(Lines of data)
((
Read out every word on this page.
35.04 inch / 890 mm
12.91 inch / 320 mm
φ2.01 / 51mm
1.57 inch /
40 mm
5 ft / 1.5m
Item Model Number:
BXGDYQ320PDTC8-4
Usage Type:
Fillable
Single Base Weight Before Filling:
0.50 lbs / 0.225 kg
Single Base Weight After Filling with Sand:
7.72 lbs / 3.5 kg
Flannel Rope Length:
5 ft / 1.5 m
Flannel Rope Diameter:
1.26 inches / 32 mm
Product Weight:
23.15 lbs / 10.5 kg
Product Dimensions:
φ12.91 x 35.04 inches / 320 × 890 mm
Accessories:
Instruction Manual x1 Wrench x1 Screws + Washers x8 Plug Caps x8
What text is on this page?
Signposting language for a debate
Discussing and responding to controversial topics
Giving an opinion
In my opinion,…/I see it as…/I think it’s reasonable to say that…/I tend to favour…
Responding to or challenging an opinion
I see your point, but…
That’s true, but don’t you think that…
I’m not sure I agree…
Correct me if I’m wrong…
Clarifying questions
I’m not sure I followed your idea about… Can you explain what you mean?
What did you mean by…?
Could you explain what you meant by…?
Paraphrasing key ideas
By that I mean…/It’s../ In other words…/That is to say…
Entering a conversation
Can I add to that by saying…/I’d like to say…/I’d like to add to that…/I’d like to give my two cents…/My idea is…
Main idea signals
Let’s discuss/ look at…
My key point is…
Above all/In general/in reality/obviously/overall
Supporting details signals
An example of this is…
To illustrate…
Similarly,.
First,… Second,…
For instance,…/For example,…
))
## What to produce
Copy every line that includes the string "explain" from the material above.

## Result of the exercise
I’m not sure I followed your idea about… Can you explain what you mean?
Could you explain what you meant by…?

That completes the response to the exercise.